§ Quellenauszug:
Bundeskabinett: Entwurf zur Förderung von Strom aus Holzbiomasse
Foto: Detailfoto / stock.adobe.comDas Bundeskabinett hat den Entwurf der Zweiten Verordnung zur Änderung der Biomasseverordnung (BiomasseV) beschlossen. Der vom Bundesministerium für Wirtschaft und Energie (BMWE) eingebrachte Entwurf passt die Förderbedingungen für die Nutzung von Holzbiomasse in der Biomasseverordnung an die Vorgaben der Erneuerbare-Energien-Richtlinie (RED III) an. Nur die Stromerzeugung von Biomasse im Sinne der Biomasseverordnung lasse sich über das Erneuerbare-Energien-Gesetz (EEG) fördern, teilte das BMWE mit.
Die RED III verpflichte die Mitgliedstaaten, die Förderung von Strom aus Holzbiomasse zu beschränken, wenn hochwertigere industrielle Verwertungswege zur Verfügung stehen. Das Kabinett will diese Vorgaben 1:1 in nationales Recht umsetzen, indem er bestimmte Holzsortimente (Sägerundholz, Furnierrundholz, sonstiges Rundholz in Industriequalität, im Wald geerntete Stümpfe und Wurzeln) grundsätzlich von der EEG-Förderung ausschließt.

§ Erfasste Daten:
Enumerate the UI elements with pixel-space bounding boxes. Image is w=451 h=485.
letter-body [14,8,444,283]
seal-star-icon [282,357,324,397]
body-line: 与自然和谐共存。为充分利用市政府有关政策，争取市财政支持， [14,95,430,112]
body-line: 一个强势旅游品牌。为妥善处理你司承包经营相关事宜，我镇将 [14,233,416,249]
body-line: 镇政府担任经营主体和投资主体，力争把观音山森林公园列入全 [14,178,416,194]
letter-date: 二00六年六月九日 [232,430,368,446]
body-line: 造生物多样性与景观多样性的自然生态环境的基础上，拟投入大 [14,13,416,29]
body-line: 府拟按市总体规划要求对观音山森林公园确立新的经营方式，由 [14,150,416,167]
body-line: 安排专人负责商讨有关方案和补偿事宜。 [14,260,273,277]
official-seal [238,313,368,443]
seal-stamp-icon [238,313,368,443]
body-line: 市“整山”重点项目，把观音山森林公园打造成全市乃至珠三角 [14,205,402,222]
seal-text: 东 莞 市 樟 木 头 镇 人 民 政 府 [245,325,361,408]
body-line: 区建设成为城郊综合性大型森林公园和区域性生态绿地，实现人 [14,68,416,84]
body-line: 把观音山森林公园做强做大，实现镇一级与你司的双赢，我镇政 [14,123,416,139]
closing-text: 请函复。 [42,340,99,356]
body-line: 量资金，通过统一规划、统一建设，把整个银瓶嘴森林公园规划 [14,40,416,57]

§ Die Aufgabenstellung:
(a) An welche Richtlinie passt der Entwurf laut dem Quellenauszug die Förderbedingungen für Holzbiomasse an?
(b) Welche Holzsortimente will das Kabinett laut dem Quellenauszug grundsätzlich von der EEG-Förderung ausschließen? Nennen Sie alle.

§ Lösungen je Aufgabe:
(a) An die Erneuerbare-Energien-Richtlinie (RED III).

(b) Sägerundholz, Furnierrundholz, sonstiges Rundholz in Industriequalität sowie im Wald geerntete Stümpfe und Wurzeln.